*What to work on*
Write out every entry precisely as given, leaving the pictures out.

Data records

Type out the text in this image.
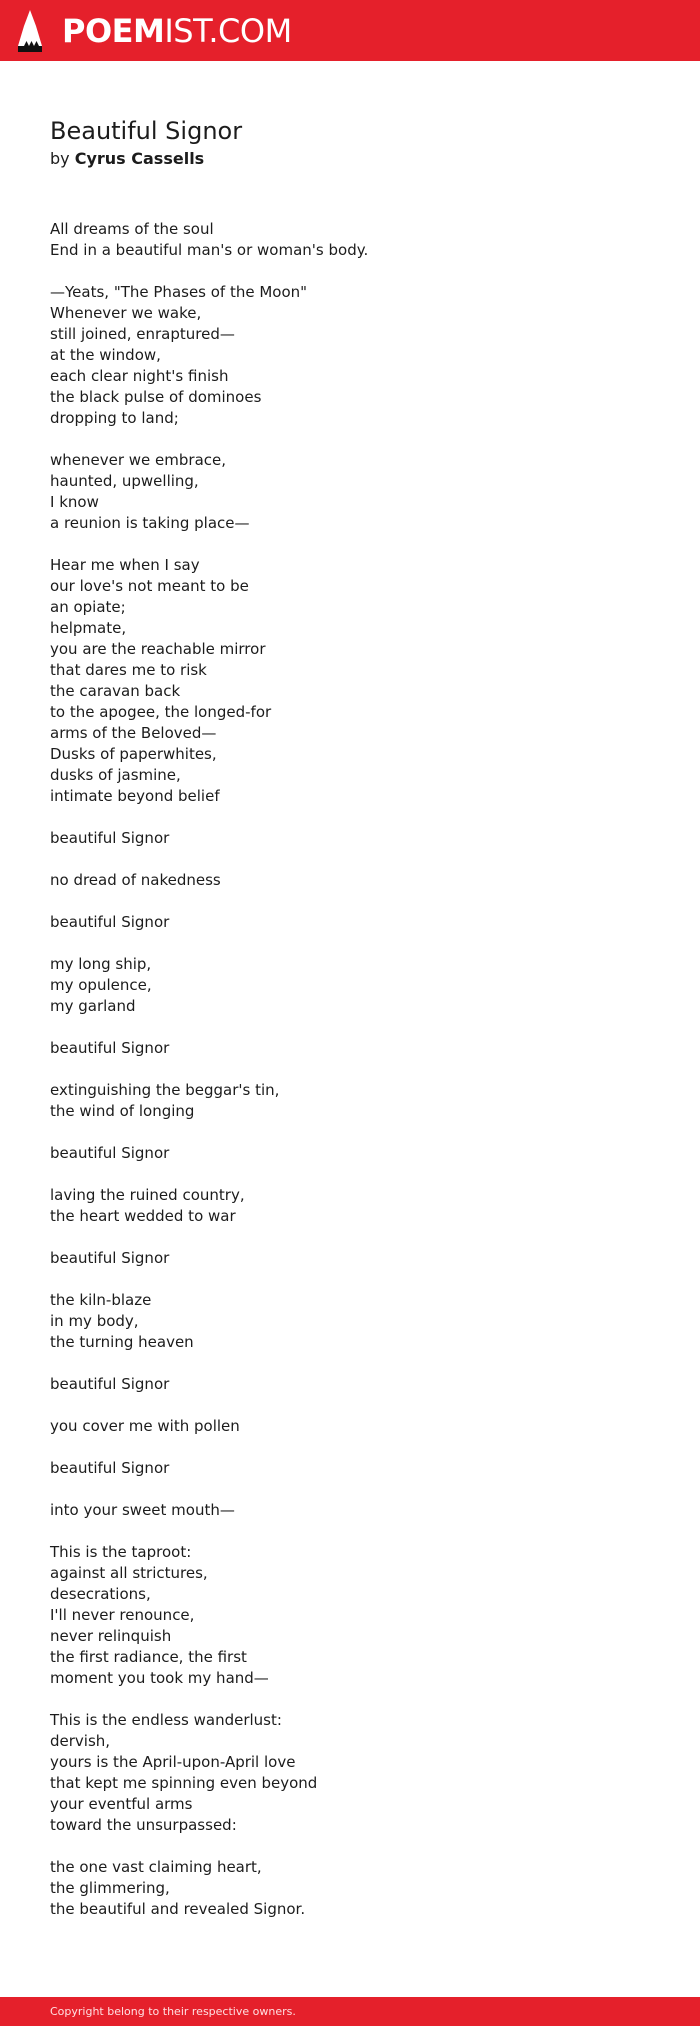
POEMIST.COM
Beautiful Signor
by Cyrus Cassells
All dreams of the soul
End in a beautiful man's or woman's body.
—Yeats, "The Phases of the Moon"
Whenever we wake,
still joined, enraptured—
at the window,
each clear night's finish
the black pulse of dominoes
dropping to land;
whenever we embrace,
haunted, upwelling,
I know
a reunion is taking place—
Hear me when I say
our love's not meant to be
an opiate;
helpmate,
you are the reachable mirror
that dares me to risk
the caravan back
to the apogee, the longed-for
arms of the Beloved—
Dusks of paperwhites,
dusks of jasmine,
intimate beyond belief
beautiful Signor
no dread of nakedness
beautiful Signor
my long ship,
my opulence,
my garland
beautiful Signor
extinguishing the beggar's tin,
the wind of longing
beautiful Signor
laving the ruined country,
the heart wedded to war
beautiful Signor
the kiln-blaze
in my body,
the turning heaven
beautiful Signor
you cover me with pollen
beautiful Signor
into your sweet mouth—
This is the taproot:
against all strictures,
desecrations,
I'll never renounce,
never relinquish
the first radiance, the first
moment you took my hand—
This is the endless wanderlust:
dervish,
yours is the April-upon-April love
that kept me spinning even beyond
your eventful arms
toward the unsurpassed:
the one vast claiming heart,
the glimmering,
the beautiful and revealed Signor.
Copyright belong to their respective owners.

*Written reply*
Type out the text in this image.
POEMIST.COM
Beautiful Signor
by Cyrus Cassells
All dreams of the soul
End in a beautiful man's or woman's body.
—Yeats, "The Phases of the Moon"
Whenever we wake,
still joined, enraptured—
at the window,
each clear night's finish
the black pulse of dominoes
dropping to land;
whenever we embrace,
haunted, upwelling,
I know
a reunion is taking place—
Hear me when I say
our love's not meant to be
an opiate;
helpmate,
you are the reachable mirror
that dares me to risk
the caravan back
to the apogee, the longed-for
arms of the Beloved—
Dusks of paperwhites,
dusks of jasmine,
intimate beyond belief
beautiful Signor
no dread of nakedness
beautiful Signor
my long ship,
my opulence,
my garland
beautiful Signor
extinguishing the beggar's tin,
the wind of longing
beautiful Signor
laving the ruined country,
the heart wedded to war
beautiful Signor
the kiln-blaze
in my body,
the turning heaven
beautiful Signor
you cover me with pollen
beautiful Signor
into your sweet mouth—
This is the taproot:
against all strictures,
desecrations,
I'll never renounce,
never relinquish
the first radiance, the first
moment you took my hand—
This is the endless wanderlust:
dervish,
yours is the April-upon-April love
that kept me spinning even beyond
your eventful arms
toward the unsurpassed:
the one vast claiming heart,
the glimmering,
the beautiful and revealed Signor.
Copyright belong to their respective owners.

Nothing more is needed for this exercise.